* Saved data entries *
▽
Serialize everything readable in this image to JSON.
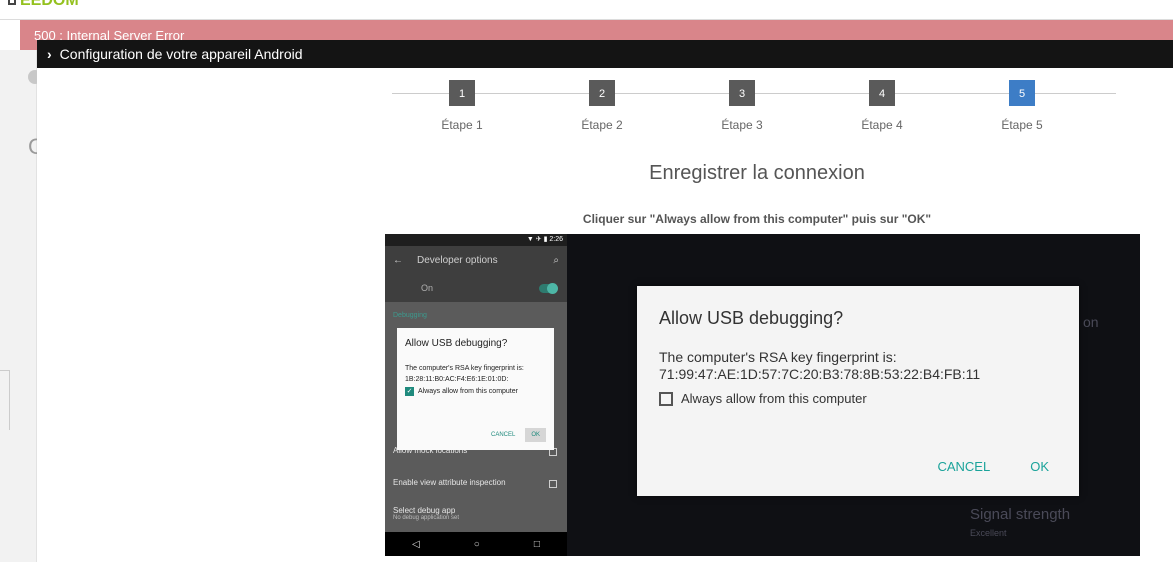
{
  "topbar": {
    "logo": "EEDOM"
  },
  "error_banner": "500 : Internal Server Error",
  "modal": {
    "title": "Configuration de votre appareil Android",
    "steps": [
      {
        "num": "1",
        "label": "Étape 1",
        "active": false
      },
      {
        "num": "2",
        "label": "Étape 2",
        "active": false
      },
      {
        "num": "3",
        "label": "Étape 3",
        "active": false
      },
      {
        "num": "4",
        "label": "Étape 4",
        "active": false
      },
      {
        "num": "5",
        "label": "Étape 5",
        "active": true
      }
    ],
    "heading": "Enregistrer la connexion",
    "instruction": "Cliquer sur \"Always allow from this computer\" puis sur \"OK\""
  },
  "phone": {
    "time": "▼ ✈ ▮ 2:26",
    "appbar_title": "Developer options",
    "on_label": "On",
    "section": "Debugging",
    "items": [
      {
        "title": "Allow mock locations",
        "sub": ""
      },
      {
        "title": "Enable view attribute inspection",
        "sub": ""
      },
      {
        "title": "Select debug app",
        "sub": "No debug application set"
      }
    ],
    "dialog": {
      "title": "Allow USB debugging?",
      "body_line1": "The computer's RSA key fingerprint is:",
      "body_line2": "1B:28:11:B0:AC:F4:E6:1E:01:0D:",
      "checkbox": "Always allow from this computer",
      "cancel": "CANCEL",
      "ok": "OK"
    }
  },
  "tv": {
    "bg_texts": [
      "on",
      "Signal strength",
      "Excellent"
    ],
    "dialog": {
      "title": "Allow USB debugging?",
      "body_line1": "The computer's RSA key fingerprint is:",
      "body_line2": "71:99:47:AE:1D:57:7C:20:B3:78:8B:53:22:B4:FB:11",
      "checkbox": "Always allow from this computer",
      "cancel": "CANCEL",
      "ok": "OK"
    }
  }
}
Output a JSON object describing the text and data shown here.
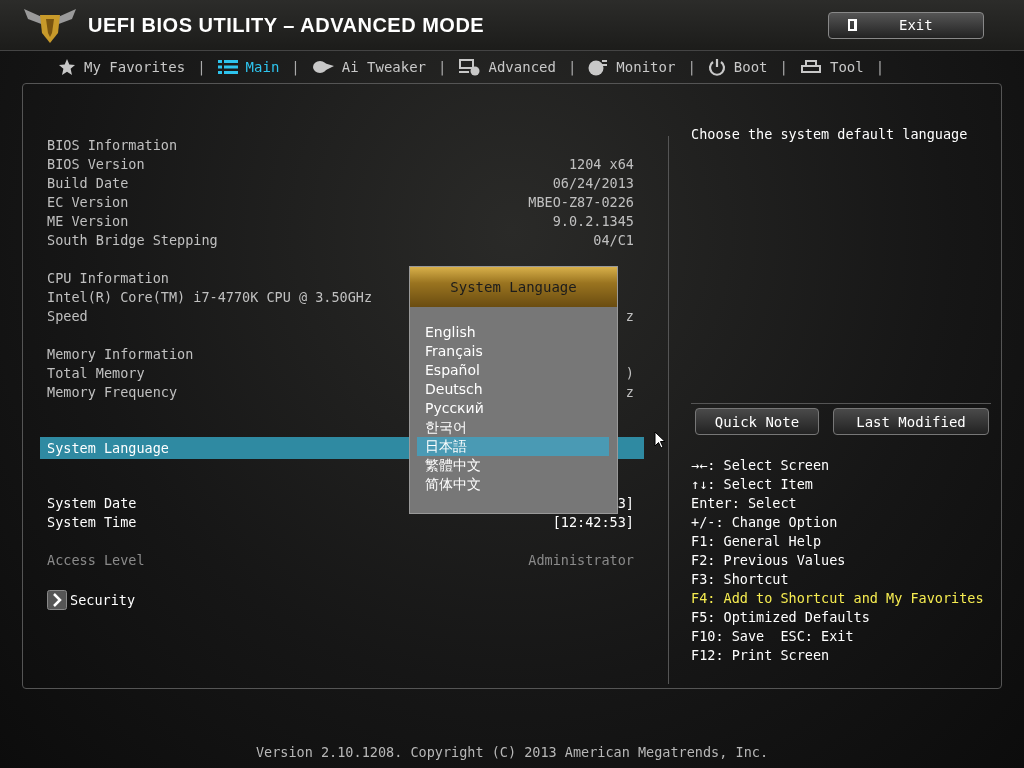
{
  "header": {
    "title": "UEFI BIOS UTILITY – ADVANCED MODE",
    "exit_button": "Exit"
  },
  "tabs": [
    {
      "label": "My Favorites",
      "selected": false
    },
    {
      "label": "Main",
      "selected": true
    },
    {
      "label": "Ai Tweaker",
      "selected": false
    },
    {
      "label": "Advanced",
      "selected": false
    },
    {
      "label": "Monitor",
      "selected": false
    },
    {
      "label": "Boot",
      "selected": false
    },
    {
      "label": "Tool",
      "selected": false
    }
  ],
  "tab_separator": "|",
  "main": {
    "groups": [
      {
        "kind": "info",
        "rows": [
          {
            "kind": "info",
            "label": "BIOS Information",
            "selected": false
          },
          {
            "kind": "info",
            "label": "BIOS Version",
            "value": "1204 x64",
            "selected": false
          },
          {
            "kind": "info",
            "label": "Build Date",
            "value": "06/24/2013",
            "selected": false
          },
          {
            "kind": "info",
            "label": "EC Version",
            "value": "MBEO-Z87-0226",
            "selected": false
          },
          {
            "kind": "info",
            "label": "ME Version",
            "value": "9.0.2.1345",
            "selected": false
          },
          {
            "kind": "info",
            "label": "South Bridge Stepping",
            "value": "04/C1",
            "selected": false
          }
        ]
      },
      {
        "kind": "info",
        "rows": [
          {
            "kind": "info",
            "label": "CPU Information",
            "selected": false
          },
          {
            "kind": "info",
            "label": "Intel(R) Core(TM) i7-4770K CPU @ 3.50GHz",
            "selected": false
          },
          {
            "kind": "info",
            "label": "Speed",
            "value": "z",
            "selected": false
          }
        ]
      },
      {
        "kind": "info",
        "rows": [
          {
            "kind": "info",
            "label": "Memory Information",
            "selected": false
          },
          {
            "kind": "info",
            "label": "Total Memory",
            "value": ")",
            "selected": false
          },
          {
            "kind": "info",
            "label": "Memory Frequency",
            "value": "z",
            "selected": false
          }
        ]
      },
      {
        "kind": "setting",
        "rows": [
          {
            "kind": "setting",
            "label": "System Language",
            "selected": true
          }
        ]
      },
      {
        "kind": "setting",
        "rows": [
          {
            "kind": "setting",
            "label": "System Date",
            "value": "3]",
            "selected": false
          },
          {
            "kind": "setting",
            "label": "System Time",
            "value": "[12:42:53]",
            "selected": false
          }
        ]
      },
      {
        "kind": "info",
        "rows": [
          {
            "kind": "dim",
            "label": "Access Level",
            "value": "Administrator",
            "selected": false
          }
        ]
      },
      {
        "kind": "info",
        "rows": [
          {
            "kind": "submenu",
            "label": "Security",
            "selected": false
          }
        ]
      }
    ]
  },
  "popup": {
    "title": "System Language",
    "options": [
      {
        "label": "English",
        "selected": false
      },
      {
        "label": "Français",
        "selected": false
      },
      {
        "label": "Español",
        "selected": false
      },
      {
        "label": "Deutsch",
        "selected": false
      },
      {
        "label": "Русский",
        "selected": false
      },
      {
        "label": "한국어",
        "selected": false
      },
      {
        "label": "日本語",
        "selected": true
      },
      {
        "label": "繁體中文",
        "selected": false
      },
      {
        "label": "简体中文",
        "selected": false
      }
    ]
  },
  "help": {
    "description": "Choose the system default language",
    "buttons": [
      "Quick Note",
      "Last Modified"
    ],
    "keys": [
      {
        "text": "→←: Select Screen",
        "highlight": false
      },
      {
        "text": "↑↓: Select Item",
        "highlight": false
      },
      {
        "text": "Enter: Select",
        "highlight": false
      },
      {
        "text": "+/-: Change Option",
        "highlight": false
      },
      {
        "text": "F1: General Help",
        "highlight": false
      },
      {
        "text": "F2: Previous Values",
        "highlight": false
      },
      {
        "text": "F3: Shortcut",
        "highlight": false
      },
      {
        "text": "F4: Add to Shortcut and My Favorites",
        "highlight": true
      },
      {
        "text": "F5: Optimized Defaults",
        "highlight": false
      },
      {
        "text": "F10: Save  ESC: Exit",
        "highlight": false
      },
      {
        "text": "F12: Print Screen",
        "highlight": false
      }
    ]
  },
  "footer": "Version 2.10.1208. Copyright (C) 2013 American Megatrends, Inc."
}
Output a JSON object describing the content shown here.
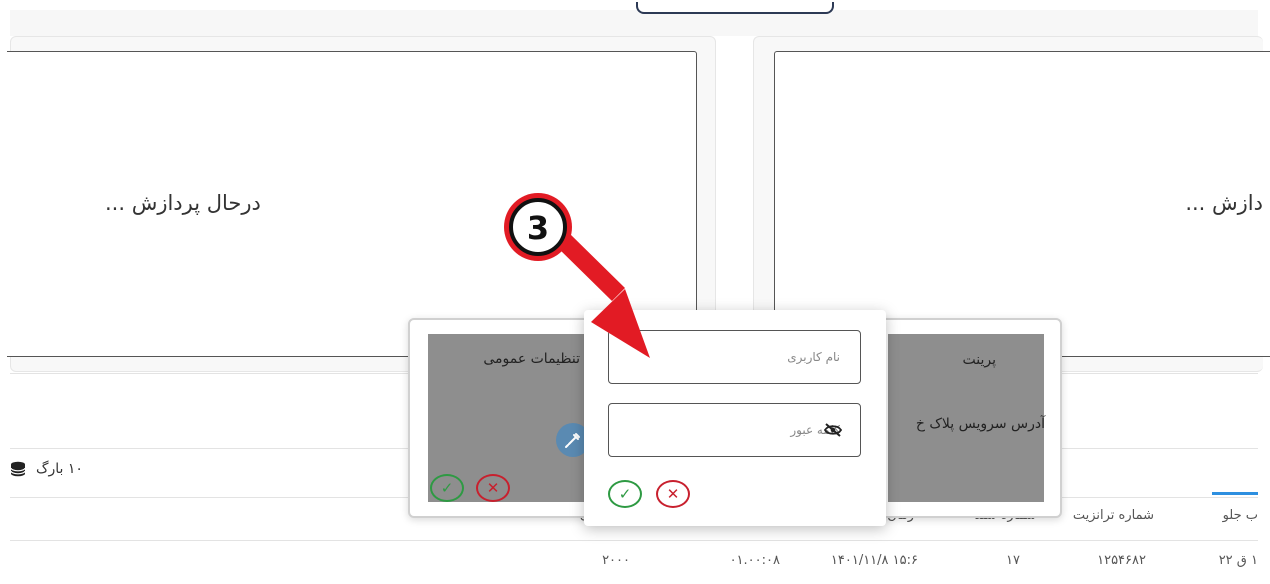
{
  "panels": {
    "left_processing": "درحال پردازش ...",
    "right_processing": "دازش ..."
  },
  "reload": {
    "label": "۱۰ بارگ"
  },
  "table": {
    "headers": [
      "ب جلو",
      "شماره ترانزیت",
      "شماره سند",
      "زمان",
      "ی"
    ],
    "row": [
      "۱ ق ۲۲",
      "۱۲۵۴۶۸۲",
      "۱۷",
      "۱۵:۶ ۱۴۰۱/۱۱/۸",
      "۰۱.۰۰:۰۸",
      "۲۰۰۰"
    ]
  },
  "settings_dialog": {
    "general_settings": "تنظیمات عمومی",
    "print": "پرینت",
    "service_address": "آدرس سرویس پلاک خ"
  },
  "login": {
    "username_placeholder": "نام کاربری",
    "password_placeholder": "کلمه عبور"
  },
  "annotation": {
    "step_number": "3"
  },
  "colors": {
    "accent_blue": "#2d8fe0",
    "ok_green": "#2e9a43",
    "cancel_red": "#c8202e",
    "arrow_red": "#e21b24",
    "overlay_gray": "#8e8e8e"
  },
  "icons": {
    "database": "database-icon",
    "eye_off": "eye-off-icon",
    "plug": "plug-icon",
    "check": "check-icon",
    "close": "close-icon"
  }
}
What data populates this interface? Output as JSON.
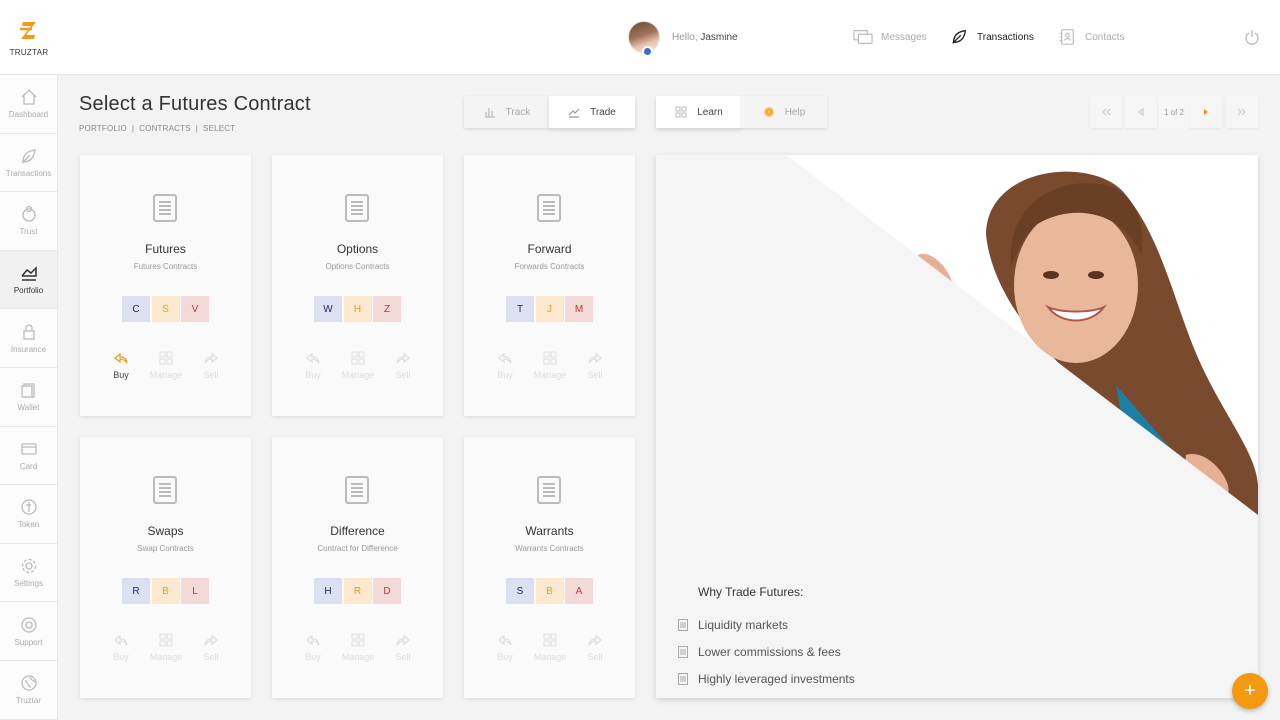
{
  "app": {
    "name": "TRUZTAR",
    "accent": "#f39a12"
  },
  "header": {
    "greeting": "Hello,",
    "user_name": "Jasmine",
    "nav": [
      {
        "label": "Messages",
        "icon": "messages-icon",
        "active": false
      },
      {
        "label": "Transactions",
        "icon": "transactions-icon",
        "active": true
      },
      {
        "label": "Contacts",
        "icon": "contacts-icon",
        "active": false
      }
    ]
  },
  "sidebar": {
    "items": [
      {
        "label": "Dashboard",
        "icon": "home-icon"
      },
      {
        "label": "Transactions",
        "icon": "leaf-icon"
      },
      {
        "label": "Trust",
        "icon": "trust-icon"
      },
      {
        "label": "Portfolio",
        "icon": "chart-icon",
        "active": true
      },
      {
        "label": "Insurance",
        "icon": "lock-icon"
      },
      {
        "label": "Wallet",
        "icon": "wallet-icon"
      },
      {
        "label": "Card",
        "icon": "card-icon"
      },
      {
        "label": "Token",
        "icon": "token-icon"
      },
      {
        "label": "Settings",
        "icon": "gear-icon"
      },
      {
        "label": "Support",
        "icon": "support-icon"
      },
      {
        "label": "Truztar",
        "icon": "globe-icon"
      }
    ]
  },
  "page": {
    "title": "Select a Futures Contract",
    "breadcrumb": [
      "PORTFOLIO",
      "CONTRACTS",
      "SELECT"
    ],
    "separator": "|"
  },
  "tabs": [
    {
      "label": "Track",
      "icon": "bar-chart-icon",
      "active": false
    },
    {
      "label": "Trade",
      "icon": "trade-icon",
      "active": true
    },
    {
      "label": "Learn",
      "icon": "grid-icon",
      "active": true
    },
    {
      "label": "Help",
      "icon": "help-icon",
      "active": false
    }
  ],
  "pager": {
    "info": "1 of 2"
  },
  "cards": [
    {
      "title": "Futures",
      "subtitle": "Futures Contracts",
      "badges": [
        "C",
        "S",
        "V"
      ],
      "actions": [
        "Buy",
        "Manage",
        "Sell"
      ],
      "active_action": 0
    },
    {
      "title": "Options",
      "subtitle": "Options Contracts",
      "badges": [
        "W",
        "H",
        "Z"
      ],
      "actions": [
        "Buy",
        "Manage",
        "Sell"
      ]
    },
    {
      "title": "Forward",
      "subtitle": "Forwards Contracts",
      "badges": [
        "T",
        "J",
        "M"
      ],
      "actions": [
        "Buy",
        "Manage",
        "Sell"
      ]
    },
    {
      "title": "Swaps",
      "subtitle": "Swap Contracts",
      "badges": [
        "R",
        "B",
        "L"
      ],
      "actions": [
        "Buy",
        "Manage",
        "Sell"
      ]
    },
    {
      "title": "Difference",
      "subtitle": "Contract for Difference",
      "badges": [
        "H",
        "R",
        "D"
      ],
      "actions": [
        "Buy",
        "Manage",
        "Sell"
      ]
    },
    {
      "title": "Warrants",
      "subtitle": "Warrants Contracts",
      "badges": [
        "S",
        "B",
        "A"
      ],
      "actions": [
        "Buy",
        "Manage",
        "Sell"
      ]
    }
  ],
  "promo": {
    "heading": "Why Trade Futures:",
    "items": [
      "Liquidity markets",
      "Lower commissions & fees",
      "Highly leveraged investments"
    ]
  },
  "fab": {
    "label": "+"
  }
}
△
* To do *
Every line holding "Futures" should be copied out.

* Result *
    "title": "Select a Futures Contract",
      "title": "Futures",
      "subtitle": "Futures Contracts",
    "heading": "Why Trade Futures:",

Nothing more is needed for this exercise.